Text block:
The life of the short-lived tokens is sustained automatically, through the refreshToken request:

The expiration of both short-lived tokens would also result in an automatic extra PersonalToken request to obtain a new short-lived tokens couple to continue the communication seamlessly.
The existing Personal Tokens may be disabled and deleted by the user. In this case, all the short-lived token couples created by this Personal Token become immediately invalid:
- When a User is disabled, all their personal access tokens are immediately disabled as well. Enabling the User doesn't enable their Personal Tokens automatically. The user has to do this manually.
- If a User is deleted from the Report Server for .NET, all their Personal Tokens become immediately invalid, along with the short-lived token couples created with it.
Guest User
The Report Viewers may use the Guest User to connect to the Report Server for .NET only through a Personal Token already assigned to the Guest User. The users of the Report Server for .NET with administrative permissions can create Personal Tokens for the Guest User through the User Management view:

The Personal Tokens under the Guest User have their Reading permissions and can be controlled (disabled, deleted) by the admins. The setup and control process is identical to the regular users' workflow.
When the Guest User is disabled, all their personal access tokens are immediately disabled as well.

What to produce: Rewrite the part of the Personal Tokens text that opens with the words containing "- If a User" and closes with "regular users' workflow.", changing "Reading permissions" to "Viewing permissions".

Material supplied:
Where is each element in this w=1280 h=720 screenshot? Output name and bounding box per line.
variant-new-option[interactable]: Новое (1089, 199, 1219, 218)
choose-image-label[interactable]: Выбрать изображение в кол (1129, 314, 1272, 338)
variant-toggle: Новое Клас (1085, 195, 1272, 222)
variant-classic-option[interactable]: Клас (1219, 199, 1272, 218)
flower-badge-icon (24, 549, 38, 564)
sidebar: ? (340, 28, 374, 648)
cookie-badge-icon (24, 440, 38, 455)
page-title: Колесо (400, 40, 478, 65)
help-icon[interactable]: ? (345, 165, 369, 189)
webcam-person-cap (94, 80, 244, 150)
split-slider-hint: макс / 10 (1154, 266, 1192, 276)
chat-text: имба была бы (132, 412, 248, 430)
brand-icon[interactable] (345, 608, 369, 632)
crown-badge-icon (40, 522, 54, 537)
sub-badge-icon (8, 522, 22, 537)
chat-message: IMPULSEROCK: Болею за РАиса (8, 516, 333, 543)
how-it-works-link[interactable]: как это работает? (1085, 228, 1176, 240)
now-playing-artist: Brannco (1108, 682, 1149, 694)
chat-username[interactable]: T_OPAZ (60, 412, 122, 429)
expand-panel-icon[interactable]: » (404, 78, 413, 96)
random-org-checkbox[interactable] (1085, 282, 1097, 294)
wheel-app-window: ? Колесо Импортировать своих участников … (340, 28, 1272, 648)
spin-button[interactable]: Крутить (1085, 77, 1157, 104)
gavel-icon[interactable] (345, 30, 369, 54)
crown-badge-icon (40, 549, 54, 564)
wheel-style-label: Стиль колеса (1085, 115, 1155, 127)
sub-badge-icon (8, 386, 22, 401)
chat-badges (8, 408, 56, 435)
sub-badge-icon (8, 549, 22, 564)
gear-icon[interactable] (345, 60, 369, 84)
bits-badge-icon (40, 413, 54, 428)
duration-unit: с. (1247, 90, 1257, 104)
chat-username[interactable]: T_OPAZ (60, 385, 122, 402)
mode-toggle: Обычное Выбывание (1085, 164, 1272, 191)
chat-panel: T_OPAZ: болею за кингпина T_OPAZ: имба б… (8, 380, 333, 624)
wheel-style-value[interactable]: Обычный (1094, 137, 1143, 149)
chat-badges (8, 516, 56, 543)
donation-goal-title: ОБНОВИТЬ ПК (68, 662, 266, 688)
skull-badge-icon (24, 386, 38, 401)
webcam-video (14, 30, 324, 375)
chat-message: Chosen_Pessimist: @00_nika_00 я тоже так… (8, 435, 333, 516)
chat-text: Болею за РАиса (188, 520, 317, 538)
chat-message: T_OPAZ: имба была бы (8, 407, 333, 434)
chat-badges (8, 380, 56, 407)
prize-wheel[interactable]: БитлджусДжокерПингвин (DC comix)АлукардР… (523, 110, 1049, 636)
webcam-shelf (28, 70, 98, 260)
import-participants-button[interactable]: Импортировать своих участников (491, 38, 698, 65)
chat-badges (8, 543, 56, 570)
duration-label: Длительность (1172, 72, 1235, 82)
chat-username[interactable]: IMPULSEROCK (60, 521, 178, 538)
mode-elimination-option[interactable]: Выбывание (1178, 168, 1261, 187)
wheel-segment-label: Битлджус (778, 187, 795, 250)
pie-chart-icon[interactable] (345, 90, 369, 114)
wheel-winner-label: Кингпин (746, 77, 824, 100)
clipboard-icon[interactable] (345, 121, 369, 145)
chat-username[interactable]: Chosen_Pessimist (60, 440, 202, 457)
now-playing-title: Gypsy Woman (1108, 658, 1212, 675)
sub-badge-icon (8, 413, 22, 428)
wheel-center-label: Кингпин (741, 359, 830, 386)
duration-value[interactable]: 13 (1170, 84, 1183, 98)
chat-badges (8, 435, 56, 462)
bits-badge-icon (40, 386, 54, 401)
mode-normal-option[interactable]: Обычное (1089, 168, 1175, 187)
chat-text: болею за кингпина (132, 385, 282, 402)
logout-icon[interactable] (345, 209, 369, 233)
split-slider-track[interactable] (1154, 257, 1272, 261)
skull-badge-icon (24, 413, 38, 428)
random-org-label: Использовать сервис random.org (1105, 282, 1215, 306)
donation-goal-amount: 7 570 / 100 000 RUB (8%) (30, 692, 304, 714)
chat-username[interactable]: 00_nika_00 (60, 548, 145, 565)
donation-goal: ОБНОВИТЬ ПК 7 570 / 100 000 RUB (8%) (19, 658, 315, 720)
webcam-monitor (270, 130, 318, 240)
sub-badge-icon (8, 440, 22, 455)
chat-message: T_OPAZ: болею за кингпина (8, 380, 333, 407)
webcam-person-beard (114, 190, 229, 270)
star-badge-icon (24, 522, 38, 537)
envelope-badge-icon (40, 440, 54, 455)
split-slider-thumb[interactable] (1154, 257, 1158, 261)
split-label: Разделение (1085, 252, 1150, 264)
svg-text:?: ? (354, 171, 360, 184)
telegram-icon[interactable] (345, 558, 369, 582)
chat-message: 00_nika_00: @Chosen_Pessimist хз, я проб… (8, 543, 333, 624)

Response to the task:
- If a User is deleted from the Report Server for .NET, all their Personal Tokens become immediately invalid, along with the short-lived token couples created with it.
Guest User
The Report Viewers may use the Guest User to connect to the Report Server for .NET only through a Personal Token already assigned to the Guest User. The users of the Report Server for .NET with administrative permissions can create Personal Tokens for the Guest User through the User Management view:

The Personal Tokens under the Guest User have their Viewing permissions and can be controlled (disabled, deleted) by the admins. The setup and control process is identical to the regular users' workflow.